Saved data entries

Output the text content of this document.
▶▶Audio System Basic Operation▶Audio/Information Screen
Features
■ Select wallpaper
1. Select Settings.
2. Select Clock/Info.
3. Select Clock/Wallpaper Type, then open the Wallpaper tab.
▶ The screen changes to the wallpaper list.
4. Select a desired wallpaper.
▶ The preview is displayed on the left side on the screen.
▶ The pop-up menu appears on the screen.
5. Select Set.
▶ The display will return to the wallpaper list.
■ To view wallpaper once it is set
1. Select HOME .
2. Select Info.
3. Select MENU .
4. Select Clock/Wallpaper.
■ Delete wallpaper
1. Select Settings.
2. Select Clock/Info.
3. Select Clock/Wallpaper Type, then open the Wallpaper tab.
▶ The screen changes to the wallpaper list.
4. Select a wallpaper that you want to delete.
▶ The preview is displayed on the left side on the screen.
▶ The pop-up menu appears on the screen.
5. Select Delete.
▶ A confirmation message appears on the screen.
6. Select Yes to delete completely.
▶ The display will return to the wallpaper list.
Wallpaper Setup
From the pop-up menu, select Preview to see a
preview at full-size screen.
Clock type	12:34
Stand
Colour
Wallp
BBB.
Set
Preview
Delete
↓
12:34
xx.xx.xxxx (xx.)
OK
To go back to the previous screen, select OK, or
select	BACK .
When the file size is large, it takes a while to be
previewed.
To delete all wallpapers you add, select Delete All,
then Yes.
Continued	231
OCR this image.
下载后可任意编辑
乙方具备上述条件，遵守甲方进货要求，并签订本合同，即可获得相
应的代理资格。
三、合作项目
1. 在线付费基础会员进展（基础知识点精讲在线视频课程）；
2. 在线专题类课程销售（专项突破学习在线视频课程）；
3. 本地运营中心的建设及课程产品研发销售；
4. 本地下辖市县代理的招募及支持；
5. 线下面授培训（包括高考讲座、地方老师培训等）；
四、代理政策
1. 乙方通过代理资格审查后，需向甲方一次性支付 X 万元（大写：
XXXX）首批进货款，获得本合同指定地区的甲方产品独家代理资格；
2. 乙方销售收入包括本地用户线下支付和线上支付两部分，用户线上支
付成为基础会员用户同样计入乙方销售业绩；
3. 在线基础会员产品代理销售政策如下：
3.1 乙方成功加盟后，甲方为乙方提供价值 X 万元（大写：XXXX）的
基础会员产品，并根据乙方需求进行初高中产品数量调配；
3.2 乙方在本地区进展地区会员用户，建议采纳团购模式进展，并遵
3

| EXERCISE DIRECTIONS |
Exactly as shown, repeat every record.

| WRITTEN RESPONSE |
Output the text content of this document.
▶▶Audio System Basic Operation▶Audio/Information Screen
Features
■ Select wallpaper
1. Select Settings.
2. Select Clock/Info.
3. Select Clock/Wallpaper Type, then open the Wallpaper tab.
▶ The screen changes to the wallpaper list.
4. Select a desired wallpaper.
▶ The preview is displayed on the left side on the screen.
▶ The pop-up menu appears on the screen.
5. Select Set.
▶ The display will return to the wallpaper list.
■ To view wallpaper once it is set
1. Select HOME .
2. Select Info.
3. Select MENU .
4. Select Clock/Wallpaper.
■ Delete wallpaper
1. Select Settings.
2. Select Clock/Info.
3. Select Clock/Wallpaper Type, then open the Wallpaper tab.
▶ The screen changes to the wallpaper list.
4. Select a wallpaper that you want to delete.
▶ The preview is displayed on the left side on the screen.
▶ The pop-up menu appears on the screen.
5. Select Delete.
▶ A confirmation message appears on the screen.
6. Select Yes to delete completely.
▶ The display will return to the wallpaper list.
Wallpaper Setup
From the pop-up menu, select Preview to see a
preview at full-size screen.
Clock type	12:34
Stand
Colour
Wallp
BBB.
Set
Preview
Delete
↓
12:34
xx.xx.xxxx (xx.)
OK
To go back to the previous screen, select OK, or
select	BACK .
When the file size is large, it takes a while to be
previewed.
To delete all wallpapers you add, select Delete All,
then Yes.
Continued	231
OCR this image.
下载后可任意编辑
乙方具备上述条件，遵守甲方进货要求，并签订本合同，即可获得相
应的代理资格。
三、合作项目
1. 在线付费基础会员进展（基础知识点精讲在线视频课程）；
2. 在线专题类课程销售（专项突破学习在线视频课程）；
3. 本地运营中心的建设及课程产品研发销售；
4. 本地下辖市县代理的招募及支持；
5. 线下面授培训（包括高考讲座、地方老师培训等）；
四、代理政策
1. 乙方通过代理资格审查后，需向甲方一次性支付 X 万元（大写：
XXXX）首批进货款，获得本合同指定地区的甲方产品独家代理资格；
2. 乙方销售收入包括本地用户线下支付和线上支付两部分，用户线上支
付成为基础会员用户同样计入乙方销售业绩；
3. 在线基础会员产品代理销售政策如下：
3.1 乙方成功加盟后，甲方为乙方提供价值 X 万元（大写：XXXX）的
基础会员产品，并根据乙方需求进行初高中产品数量调配；
3.2 乙方在本地区进展地区会员用户，建议采纳团购模式进展，并遵
3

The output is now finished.